* _What is expected_:
Go through the listing and copy every line word for word.

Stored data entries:
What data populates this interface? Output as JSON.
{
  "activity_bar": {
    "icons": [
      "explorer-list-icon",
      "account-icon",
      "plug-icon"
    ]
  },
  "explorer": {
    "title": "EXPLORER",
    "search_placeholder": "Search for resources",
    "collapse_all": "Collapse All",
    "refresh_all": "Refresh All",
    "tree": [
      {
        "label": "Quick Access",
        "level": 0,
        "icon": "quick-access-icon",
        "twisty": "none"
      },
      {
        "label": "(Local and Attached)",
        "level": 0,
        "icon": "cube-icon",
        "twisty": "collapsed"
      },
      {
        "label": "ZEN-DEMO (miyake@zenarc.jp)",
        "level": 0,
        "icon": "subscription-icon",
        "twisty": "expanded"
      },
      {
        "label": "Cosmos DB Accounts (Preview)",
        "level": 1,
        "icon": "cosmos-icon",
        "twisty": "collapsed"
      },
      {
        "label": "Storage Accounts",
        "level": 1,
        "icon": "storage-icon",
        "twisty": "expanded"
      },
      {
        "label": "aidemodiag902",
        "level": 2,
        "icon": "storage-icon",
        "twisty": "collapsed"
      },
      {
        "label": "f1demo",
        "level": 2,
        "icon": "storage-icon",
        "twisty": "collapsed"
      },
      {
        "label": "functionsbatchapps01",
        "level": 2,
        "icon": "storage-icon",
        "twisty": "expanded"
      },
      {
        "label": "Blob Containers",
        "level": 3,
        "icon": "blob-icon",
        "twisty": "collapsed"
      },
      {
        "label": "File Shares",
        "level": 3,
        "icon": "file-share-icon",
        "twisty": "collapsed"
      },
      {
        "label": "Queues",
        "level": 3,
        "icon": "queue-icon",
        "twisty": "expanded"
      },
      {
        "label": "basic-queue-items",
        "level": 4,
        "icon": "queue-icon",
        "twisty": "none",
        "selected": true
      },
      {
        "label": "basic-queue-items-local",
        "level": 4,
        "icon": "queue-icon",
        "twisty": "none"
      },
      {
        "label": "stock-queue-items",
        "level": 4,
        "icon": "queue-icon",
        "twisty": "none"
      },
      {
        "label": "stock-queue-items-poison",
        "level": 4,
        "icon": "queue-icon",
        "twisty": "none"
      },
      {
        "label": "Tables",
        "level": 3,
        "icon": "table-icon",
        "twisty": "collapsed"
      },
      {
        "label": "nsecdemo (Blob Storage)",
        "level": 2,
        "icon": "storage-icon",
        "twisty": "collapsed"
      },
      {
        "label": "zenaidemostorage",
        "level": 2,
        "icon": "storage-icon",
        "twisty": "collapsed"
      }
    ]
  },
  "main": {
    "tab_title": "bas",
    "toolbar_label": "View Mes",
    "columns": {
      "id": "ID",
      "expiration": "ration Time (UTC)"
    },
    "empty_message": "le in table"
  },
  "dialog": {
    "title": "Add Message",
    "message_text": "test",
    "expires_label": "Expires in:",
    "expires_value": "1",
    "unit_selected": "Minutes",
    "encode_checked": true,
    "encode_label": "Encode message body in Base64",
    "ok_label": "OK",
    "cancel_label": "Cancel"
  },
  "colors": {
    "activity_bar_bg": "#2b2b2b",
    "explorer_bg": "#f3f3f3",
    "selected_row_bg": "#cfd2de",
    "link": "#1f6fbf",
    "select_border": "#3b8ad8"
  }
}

* _Correct response_:
What data populates this interface? Output as JSON.
{
  "activity_bar": {
    "icons": [
      "explorer-list-icon",
      "account-icon",
      "plug-icon"
    ]
  },
  "explorer": {
    "title": "EXPLORER",
    "search_placeholder": "Search for resources",
    "collapse_all": "Collapse All",
    "refresh_all": "Refresh All",
    "tree": [
      {
        "label": "Quick Access",
        "level": 0,
        "icon": "quick-access-icon",
        "twisty": "none"
      },
      {
        "label": "(Local and Attached)",
        "level": 0,
        "icon": "cube-icon",
        "twisty": "collapsed"
      },
      {
        "label": "ZEN-DEMO (miyake@zenarc.jp)",
        "level": 0,
        "icon": "subscription-icon",
        "twisty": "expanded"
      },
      {
        "label": "Cosmos DB Accounts (Preview)",
        "level": 1,
        "icon": "cosmos-icon",
        "twisty": "collapsed"
      },
      {
        "label": "Storage Accounts",
        "level": 1,
        "icon": "storage-icon",
        "twisty": "expanded"
      },
      {
        "label": "aidemodiag902",
        "level": 2,
        "icon": "storage-icon",
        "twisty": "collapsed"
      },
      {
        "label": "f1demo",
        "level": 2,
        "icon": "storage-icon",
        "twisty": "collapsed"
      },
      {
        "label": "functionsbatchapps01",
        "level": 2,
        "icon": "storage-icon",
        "twisty": "expanded"
      },
      {
        "label": "Blob Containers",
        "level": 3,
        "icon": "blob-icon",
        "twisty": "collapsed"
      },
      {
        "label": "File Shares",
        "level": 3,
        "icon": "file-share-icon",
        "twisty": "collapsed"
      },
      {
        "label": "Queues",
        "level": 3,
        "icon": "queue-icon",
        "twisty": "expanded"
      },
      {
        "label": "basic-queue-items",
        "level": 4,
        "icon": "queue-icon",
        "twisty": "none",
        "selected": true
      },
      {
        "label": "basic-queue-items-local",
        "level": 4,
        "icon": "queue-icon",
        "twisty": "none"
      },
      {
        "label": "stock-queue-items",
        "level": 4,
        "icon": "queue-icon",
        "twisty": "none"
      },
      {
        "label": "stock-queue-items-poison",
        "level": 4,
        "icon": "queue-icon",
        "twisty": "none"
      },
      {
        "label": "Tables",
        "level": 3,
        "icon": "table-icon",
        "twisty": "collapsed"
      },
      {
        "label": "nsecdemo (Blob Storage)",
        "level": 2,
        "icon": "storage-icon",
        "twisty": "collapsed"
      },
      {
        "label": "zenaidemostorage",
        "level": 2,
        "icon": "storage-icon",
        "twisty": "collapsed"
      }
    ]
  },
  "main": {
    "tab_title": "bas",
    "toolbar_label": "View Mes",
    "columns": {
      "id": "ID",
      "expiration": "ration Time (UTC)"
    },
    "empty_message": "le in table"
  },
  "dialog": {
    "title": "Add Message",
    "message_text": "test",
    "expires_label": "Expires in:",
    "expires_value": "1",
    "unit_selected": "Minutes",
    "encode_checked": true,
    "encode_label": "Encode message body in Base64",
    "ok_label": "OK",
    "cancel_label": "Cancel"
  },
  "colors": {
    "activity_bar_bg": "#2b2b2b",
    "explorer_bg": "#f3f3f3",
    "selected_row_bg": "#cfd2de",
    "link": "#1f6fbf",
    "select_border": "#3b8ad8"
  }
}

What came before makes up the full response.